» **Problem description**
Rewrite these lines with every "legend-swatch" swapped for "legend-key", leaving everything else untouched.

» **Raw records**
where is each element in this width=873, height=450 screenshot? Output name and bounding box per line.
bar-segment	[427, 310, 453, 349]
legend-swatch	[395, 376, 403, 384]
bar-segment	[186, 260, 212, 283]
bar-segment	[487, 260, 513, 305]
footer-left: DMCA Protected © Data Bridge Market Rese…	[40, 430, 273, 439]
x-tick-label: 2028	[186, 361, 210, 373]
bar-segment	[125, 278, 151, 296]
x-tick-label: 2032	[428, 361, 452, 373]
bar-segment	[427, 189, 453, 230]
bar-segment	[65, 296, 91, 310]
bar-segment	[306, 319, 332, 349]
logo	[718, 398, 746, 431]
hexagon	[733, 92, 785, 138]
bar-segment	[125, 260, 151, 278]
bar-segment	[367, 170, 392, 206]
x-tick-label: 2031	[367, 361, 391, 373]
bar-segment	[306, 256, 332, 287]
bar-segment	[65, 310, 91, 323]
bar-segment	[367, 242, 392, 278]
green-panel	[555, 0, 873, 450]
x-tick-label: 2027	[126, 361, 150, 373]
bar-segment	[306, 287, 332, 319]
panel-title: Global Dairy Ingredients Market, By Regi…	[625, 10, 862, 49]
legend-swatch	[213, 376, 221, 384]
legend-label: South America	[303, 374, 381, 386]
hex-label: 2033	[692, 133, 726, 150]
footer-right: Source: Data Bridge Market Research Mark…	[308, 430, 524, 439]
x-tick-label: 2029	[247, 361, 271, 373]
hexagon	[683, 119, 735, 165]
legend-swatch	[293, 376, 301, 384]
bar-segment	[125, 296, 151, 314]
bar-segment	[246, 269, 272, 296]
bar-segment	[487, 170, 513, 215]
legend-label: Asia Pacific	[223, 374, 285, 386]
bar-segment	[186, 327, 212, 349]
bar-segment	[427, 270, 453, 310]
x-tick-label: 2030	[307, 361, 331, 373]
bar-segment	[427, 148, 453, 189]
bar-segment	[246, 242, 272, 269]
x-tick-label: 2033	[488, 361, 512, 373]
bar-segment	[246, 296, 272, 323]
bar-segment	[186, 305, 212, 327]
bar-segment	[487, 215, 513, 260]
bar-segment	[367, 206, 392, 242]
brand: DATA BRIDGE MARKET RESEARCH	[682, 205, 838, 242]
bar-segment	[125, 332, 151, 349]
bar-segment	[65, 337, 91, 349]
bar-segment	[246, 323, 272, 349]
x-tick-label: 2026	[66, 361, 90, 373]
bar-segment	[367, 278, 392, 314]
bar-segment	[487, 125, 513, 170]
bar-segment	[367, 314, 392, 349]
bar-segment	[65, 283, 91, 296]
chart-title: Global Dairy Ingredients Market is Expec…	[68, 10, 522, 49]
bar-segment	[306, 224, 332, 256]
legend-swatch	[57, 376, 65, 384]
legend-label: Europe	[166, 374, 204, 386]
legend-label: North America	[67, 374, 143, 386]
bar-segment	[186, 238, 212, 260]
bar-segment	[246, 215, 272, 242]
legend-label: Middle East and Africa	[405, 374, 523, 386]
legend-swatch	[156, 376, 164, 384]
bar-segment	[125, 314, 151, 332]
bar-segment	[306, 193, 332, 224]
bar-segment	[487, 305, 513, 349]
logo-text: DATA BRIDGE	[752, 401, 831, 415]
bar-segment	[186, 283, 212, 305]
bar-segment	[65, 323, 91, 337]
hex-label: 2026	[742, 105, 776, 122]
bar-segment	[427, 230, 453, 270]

» **Task answer**
where is each element in this width=873, height=450 screenshot? Output name and bounding box per line.
bar-segment	[427, 310, 453, 349]
legend-key	[395, 376, 403, 384]
bar-segment	[186, 260, 212, 283]
bar-segment	[487, 260, 513, 305]
footer-left: DMCA Protected © Data Bridge Market Rese…	[40, 430, 273, 439]
x-tick-label: 2028	[186, 361, 210, 373]
bar-segment	[125, 278, 151, 296]
x-tick-label: 2032	[428, 361, 452, 373]
bar-segment	[427, 189, 453, 230]
bar-segment	[65, 296, 91, 310]
bar-segment	[306, 319, 332, 349]
logo	[718, 398, 746, 431]
hexagon	[733, 92, 785, 138]
bar-segment	[125, 260, 151, 278]
bar-segment	[367, 170, 392, 206]
x-tick-label: 2031	[367, 361, 391, 373]
bar-segment	[306, 256, 332, 287]
bar-segment	[65, 310, 91, 323]
bar-segment	[367, 242, 392, 278]
green-panel	[555, 0, 873, 450]
x-tick-label: 2027	[126, 361, 150, 373]
bar-segment	[306, 287, 332, 319]
panel-title: Global Dairy Ingredients Market, By Regi…	[625, 10, 862, 49]
legend-key	[213, 376, 221, 384]
legend-label: South America	[303, 374, 381, 386]
hex-label: 2033	[692, 133, 726, 150]
footer-right: Source: Data Bridge Market Research Mark…	[308, 430, 524, 439]
x-tick-label: 2029	[247, 361, 271, 373]
hexagon	[683, 119, 735, 165]
legend-key	[293, 376, 301, 384]
bar-segment	[125, 296, 151, 314]
bar-segment	[246, 269, 272, 296]
bar-segment	[487, 170, 513, 215]
legend-label: Asia Pacific	[223, 374, 285, 386]
bar-segment	[186, 327, 212, 349]
bar-segment	[427, 270, 453, 310]
x-tick-label: 2030	[307, 361, 331, 373]
bar-segment	[427, 148, 453, 189]
bar-segment	[246, 242, 272, 269]
x-tick-label: 2033	[488, 361, 512, 373]
bar-segment	[246, 296, 272, 323]
bar-segment	[186, 305, 212, 327]
bar-segment	[487, 215, 513, 260]
bar-segment	[367, 206, 392, 242]
brand: DATA BRIDGE MARKET RESEARCH	[682, 205, 838, 242]
bar-segment	[125, 332, 151, 349]
bar-segment	[65, 337, 91, 349]
bar-segment	[246, 323, 272, 349]
x-tick-label: 2026	[66, 361, 90, 373]
bar-segment	[367, 278, 392, 314]
bar-segment	[487, 125, 513, 170]
bar-segment	[367, 314, 392, 349]
bar-segment	[65, 283, 91, 296]
chart-title: Global Dairy Ingredients Market is Expec…	[68, 10, 522, 49]
bar-segment	[306, 224, 332, 256]
legend-key	[57, 376, 65, 384]
legend-label: Europe	[166, 374, 204, 386]
legend-label: North America	[67, 374, 143, 386]
bar-segment	[186, 238, 212, 260]
bar-segment	[246, 215, 272, 242]
legend-label: Middle East and Africa	[405, 374, 523, 386]
legend-key	[156, 376, 164, 384]
bar-segment	[125, 314, 151, 332]
bar-segment	[306, 193, 332, 224]
bar-segment	[487, 305, 513, 349]
logo-text: DATA BRIDGE	[752, 401, 831, 415]
bar-segment	[186, 283, 212, 305]
bar-segment	[65, 323, 91, 337]
hex-label: 2026	[742, 105, 776, 122]
bar-segment	[427, 230, 453, 270]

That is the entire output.